**EXERCISE**
Transcribe all of the material below word for word and leave out its pictures.

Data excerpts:

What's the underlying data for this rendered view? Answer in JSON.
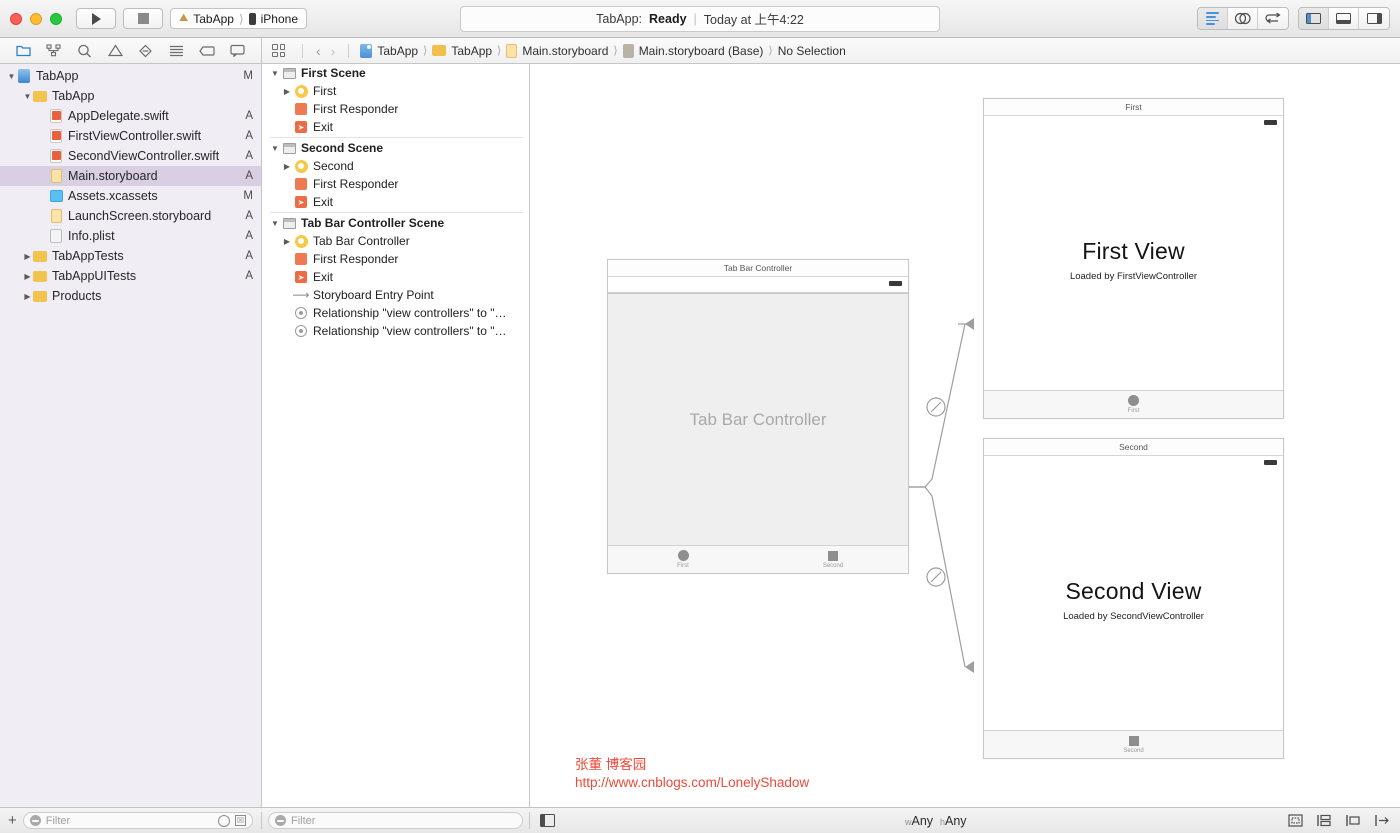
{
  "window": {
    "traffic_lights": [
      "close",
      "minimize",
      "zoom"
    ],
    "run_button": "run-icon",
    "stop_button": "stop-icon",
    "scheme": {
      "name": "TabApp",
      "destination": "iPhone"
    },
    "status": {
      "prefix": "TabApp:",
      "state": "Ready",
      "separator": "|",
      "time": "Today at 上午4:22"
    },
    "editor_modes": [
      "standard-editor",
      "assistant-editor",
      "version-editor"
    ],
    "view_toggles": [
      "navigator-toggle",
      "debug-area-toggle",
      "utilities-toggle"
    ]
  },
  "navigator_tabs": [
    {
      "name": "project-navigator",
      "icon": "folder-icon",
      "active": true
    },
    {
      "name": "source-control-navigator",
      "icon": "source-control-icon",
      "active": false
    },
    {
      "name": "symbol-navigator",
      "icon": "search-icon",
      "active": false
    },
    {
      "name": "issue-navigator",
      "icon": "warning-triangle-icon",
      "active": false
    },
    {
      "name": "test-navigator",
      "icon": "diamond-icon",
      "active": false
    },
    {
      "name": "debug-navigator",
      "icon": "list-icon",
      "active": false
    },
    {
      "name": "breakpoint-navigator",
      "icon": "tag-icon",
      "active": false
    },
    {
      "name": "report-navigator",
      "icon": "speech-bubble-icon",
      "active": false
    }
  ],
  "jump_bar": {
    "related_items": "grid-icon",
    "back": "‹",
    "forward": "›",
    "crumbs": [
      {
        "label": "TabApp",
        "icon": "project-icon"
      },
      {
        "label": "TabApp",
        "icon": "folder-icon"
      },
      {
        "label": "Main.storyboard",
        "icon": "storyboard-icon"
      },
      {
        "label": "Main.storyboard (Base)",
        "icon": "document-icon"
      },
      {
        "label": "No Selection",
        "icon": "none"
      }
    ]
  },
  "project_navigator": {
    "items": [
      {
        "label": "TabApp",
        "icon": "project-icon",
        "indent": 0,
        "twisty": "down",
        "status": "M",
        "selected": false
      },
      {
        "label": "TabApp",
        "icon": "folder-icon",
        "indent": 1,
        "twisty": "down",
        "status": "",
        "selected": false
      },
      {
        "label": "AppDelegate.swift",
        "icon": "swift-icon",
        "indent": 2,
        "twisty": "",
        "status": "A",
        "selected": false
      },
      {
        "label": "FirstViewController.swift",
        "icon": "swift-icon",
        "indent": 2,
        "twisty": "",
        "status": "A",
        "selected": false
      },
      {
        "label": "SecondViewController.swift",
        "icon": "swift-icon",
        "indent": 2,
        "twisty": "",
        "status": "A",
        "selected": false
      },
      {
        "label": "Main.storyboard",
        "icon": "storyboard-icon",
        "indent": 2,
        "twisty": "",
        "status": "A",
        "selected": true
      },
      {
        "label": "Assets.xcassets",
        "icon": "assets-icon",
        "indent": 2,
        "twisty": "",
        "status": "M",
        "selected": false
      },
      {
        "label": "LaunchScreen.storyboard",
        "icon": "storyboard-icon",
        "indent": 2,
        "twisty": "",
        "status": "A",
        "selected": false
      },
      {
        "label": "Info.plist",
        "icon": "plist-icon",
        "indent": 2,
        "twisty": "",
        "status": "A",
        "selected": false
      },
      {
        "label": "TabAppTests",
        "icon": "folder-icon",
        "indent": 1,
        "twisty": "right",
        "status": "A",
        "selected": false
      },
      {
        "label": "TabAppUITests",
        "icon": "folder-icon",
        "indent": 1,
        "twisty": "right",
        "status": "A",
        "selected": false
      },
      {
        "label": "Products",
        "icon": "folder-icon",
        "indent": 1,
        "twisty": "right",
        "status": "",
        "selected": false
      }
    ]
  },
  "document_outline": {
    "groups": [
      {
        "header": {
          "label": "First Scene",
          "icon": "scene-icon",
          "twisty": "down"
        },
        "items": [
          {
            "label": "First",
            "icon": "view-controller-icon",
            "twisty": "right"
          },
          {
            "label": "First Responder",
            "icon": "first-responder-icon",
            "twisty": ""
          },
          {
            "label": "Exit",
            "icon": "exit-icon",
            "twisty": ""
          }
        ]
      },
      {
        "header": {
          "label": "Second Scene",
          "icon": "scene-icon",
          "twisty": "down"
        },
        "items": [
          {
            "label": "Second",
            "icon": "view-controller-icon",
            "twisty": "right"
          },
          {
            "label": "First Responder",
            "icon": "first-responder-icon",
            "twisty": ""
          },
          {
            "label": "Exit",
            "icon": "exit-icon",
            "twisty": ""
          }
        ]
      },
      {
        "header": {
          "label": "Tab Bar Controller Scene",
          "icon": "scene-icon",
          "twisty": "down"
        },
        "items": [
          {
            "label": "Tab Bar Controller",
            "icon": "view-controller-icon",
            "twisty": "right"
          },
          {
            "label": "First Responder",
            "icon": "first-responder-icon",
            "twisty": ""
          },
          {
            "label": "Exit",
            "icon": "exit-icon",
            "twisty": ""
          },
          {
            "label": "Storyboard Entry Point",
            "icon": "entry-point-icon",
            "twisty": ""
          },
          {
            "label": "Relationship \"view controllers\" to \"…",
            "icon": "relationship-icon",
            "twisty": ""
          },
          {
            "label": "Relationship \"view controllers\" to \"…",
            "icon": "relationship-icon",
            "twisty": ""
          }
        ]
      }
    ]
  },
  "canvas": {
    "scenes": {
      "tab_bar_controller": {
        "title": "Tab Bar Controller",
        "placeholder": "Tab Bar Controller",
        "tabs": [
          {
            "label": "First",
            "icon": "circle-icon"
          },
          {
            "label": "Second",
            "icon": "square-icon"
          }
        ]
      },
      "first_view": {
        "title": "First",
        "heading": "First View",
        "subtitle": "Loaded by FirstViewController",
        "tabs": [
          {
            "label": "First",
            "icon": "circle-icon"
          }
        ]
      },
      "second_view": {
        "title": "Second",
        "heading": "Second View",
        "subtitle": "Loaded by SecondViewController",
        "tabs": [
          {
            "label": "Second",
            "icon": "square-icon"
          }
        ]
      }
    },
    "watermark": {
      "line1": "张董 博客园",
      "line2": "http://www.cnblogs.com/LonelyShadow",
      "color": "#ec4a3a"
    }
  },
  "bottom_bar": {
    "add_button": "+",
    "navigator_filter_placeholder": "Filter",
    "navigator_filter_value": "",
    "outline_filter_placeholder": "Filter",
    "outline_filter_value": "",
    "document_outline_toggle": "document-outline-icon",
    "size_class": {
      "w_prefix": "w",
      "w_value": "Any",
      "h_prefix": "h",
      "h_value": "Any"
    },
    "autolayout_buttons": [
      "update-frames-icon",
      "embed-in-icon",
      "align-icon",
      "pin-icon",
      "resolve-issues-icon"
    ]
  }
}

**SOLUTION TO THE EXERCISE**
What's the underlying data for this rendered view? Answer in JSON.
{
  "window": {
    "traffic_lights": [
      "close",
      "minimize",
      "zoom"
    ],
    "run_button": "run-icon",
    "stop_button": "stop-icon",
    "scheme": {
      "name": "TabApp",
      "destination": "iPhone"
    },
    "status": {
      "prefix": "TabApp:",
      "state": "Ready",
      "separator": "|",
      "time": "Today at 上午4:22"
    },
    "editor_modes": [
      "standard-editor",
      "assistant-editor",
      "version-editor"
    ],
    "view_toggles": [
      "navigator-toggle",
      "debug-area-toggle",
      "utilities-toggle"
    ]
  },
  "navigator_tabs": [
    {
      "name": "project-navigator",
      "icon": "folder-icon",
      "active": true
    },
    {
      "name": "source-control-navigator",
      "icon": "source-control-icon",
      "active": false
    },
    {
      "name": "symbol-navigator",
      "icon": "search-icon",
      "active": false
    },
    {
      "name": "issue-navigator",
      "icon": "warning-triangle-icon",
      "active": false
    },
    {
      "name": "test-navigator",
      "icon": "diamond-icon",
      "active": false
    },
    {
      "name": "debug-navigator",
      "icon": "list-icon",
      "active": false
    },
    {
      "name": "breakpoint-navigator",
      "icon": "tag-icon",
      "active": false
    },
    {
      "name": "report-navigator",
      "icon": "speech-bubble-icon",
      "active": false
    }
  ],
  "jump_bar": {
    "related_items": "grid-icon",
    "back": "‹",
    "forward": "›",
    "crumbs": [
      {
        "label": "TabApp",
        "icon": "project-icon"
      },
      {
        "label": "TabApp",
        "icon": "folder-icon"
      },
      {
        "label": "Main.storyboard",
        "icon": "storyboard-icon"
      },
      {
        "label": "Main.storyboard (Base)",
        "icon": "document-icon"
      },
      {
        "label": "No Selection",
        "icon": "none"
      }
    ]
  },
  "project_navigator": {
    "items": [
      {
        "label": "TabApp",
        "icon": "project-icon",
        "indent": 0,
        "twisty": "down",
        "status": "M",
        "selected": false
      },
      {
        "label": "TabApp",
        "icon": "folder-icon",
        "indent": 1,
        "twisty": "down",
        "status": "",
        "selected": false
      },
      {
        "label": "AppDelegate.swift",
        "icon": "swift-icon",
        "indent": 2,
        "twisty": "",
        "status": "A",
        "selected": false
      },
      {
        "label": "FirstViewController.swift",
        "icon": "swift-icon",
        "indent": 2,
        "twisty": "",
        "status": "A",
        "selected": false
      },
      {
        "label": "SecondViewController.swift",
        "icon": "swift-icon",
        "indent": 2,
        "twisty": "",
        "status": "A",
        "selected": false
      },
      {
        "label": "Main.storyboard",
        "icon": "storyboard-icon",
        "indent": 2,
        "twisty": "",
        "status": "A",
        "selected": true
      },
      {
        "label": "Assets.xcassets",
        "icon": "assets-icon",
        "indent": 2,
        "twisty": "",
        "status": "M",
        "selected": false
      },
      {
        "label": "LaunchScreen.storyboard",
        "icon": "storyboard-icon",
        "indent": 2,
        "twisty": "",
        "status": "A",
        "selected": false
      },
      {
        "label": "Info.plist",
        "icon": "plist-icon",
        "indent": 2,
        "twisty": "",
        "status": "A",
        "selected": false
      },
      {
        "label": "TabAppTests",
        "icon": "folder-icon",
        "indent": 1,
        "twisty": "right",
        "status": "A",
        "selected": false
      },
      {
        "label": "TabAppUITests",
        "icon": "folder-icon",
        "indent": 1,
        "twisty": "right",
        "status": "A",
        "selected": false
      },
      {
        "label": "Products",
        "icon": "folder-icon",
        "indent": 1,
        "twisty": "right",
        "status": "",
        "selected": false
      }
    ]
  },
  "document_outline": {
    "groups": [
      {
        "header": {
          "label": "First Scene",
          "icon": "scene-icon",
          "twisty": "down"
        },
        "items": [
          {
            "label": "First",
            "icon": "view-controller-icon",
            "twisty": "right"
          },
          {
            "label": "First Responder",
            "icon": "first-responder-icon",
            "twisty": ""
          },
          {
            "label": "Exit",
            "icon": "exit-icon",
            "twisty": ""
          }
        ]
      },
      {
        "header": {
          "label": "Second Scene",
          "icon": "scene-icon",
          "twisty": "down"
        },
        "items": [
          {
            "label": "Second",
            "icon": "view-controller-icon",
            "twisty": "right"
          },
          {
            "label": "First Responder",
            "icon": "first-responder-icon",
            "twisty": ""
          },
          {
            "label": "Exit",
            "icon": "exit-icon",
            "twisty": ""
          }
        ]
      },
      {
        "header": {
          "label": "Tab Bar Controller Scene",
          "icon": "scene-icon",
          "twisty": "down"
        },
        "items": [
          {
            "label": "Tab Bar Controller",
            "icon": "view-controller-icon",
            "twisty": "right"
          },
          {
            "label": "First Responder",
            "icon": "first-responder-icon",
            "twisty": ""
          },
          {
            "label": "Exit",
            "icon": "exit-icon",
            "twisty": ""
          },
          {
            "label": "Storyboard Entry Point",
            "icon": "entry-point-icon",
            "twisty": ""
          },
          {
            "label": "Relationship \"view controllers\" to \"…",
            "icon": "relationship-icon",
            "twisty": ""
          },
          {
            "label": "Relationship \"view controllers\" to \"…",
            "icon": "relationship-icon",
            "twisty": ""
          }
        ]
      }
    ]
  },
  "canvas": {
    "scenes": {
      "tab_bar_controller": {
        "title": "Tab Bar Controller",
        "placeholder": "Tab Bar Controller",
        "tabs": [
          {
            "label": "First",
            "icon": "circle-icon"
          },
          {
            "label": "Second",
            "icon": "square-icon"
          }
        ]
      },
      "first_view": {
        "title": "First",
        "heading": "First View",
        "subtitle": "Loaded by FirstViewController",
        "tabs": [
          {
            "label": "First",
            "icon": "circle-icon"
          }
        ]
      },
      "second_view": {
        "title": "Second",
        "heading": "Second View",
        "subtitle": "Loaded by SecondViewController",
        "tabs": [
          {
            "label": "Second",
            "icon": "square-icon"
          }
        ]
      }
    },
    "watermark": {
      "line1": "张董 博客园",
      "line2": "http://www.cnblogs.com/LonelyShadow",
      "color": "#ec4a3a"
    }
  },
  "bottom_bar": {
    "add_button": "+",
    "navigator_filter_placeholder": "Filter",
    "navigator_filter_value": "",
    "outline_filter_placeholder": "Filter",
    "outline_filter_value": "",
    "document_outline_toggle": "document-outline-icon",
    "size_class": {
      "w_prefix": "w",
      "w_value": "Any",
      "h_prefix": "h",
      "h_value": "Any"
    },
    "autolayout_buttons": [
      "update-frames-icon",
      "embed-in-icon",
      "align-icon",
      "pin-icon",
      "resolve-issues-icon"
    ]
  }
}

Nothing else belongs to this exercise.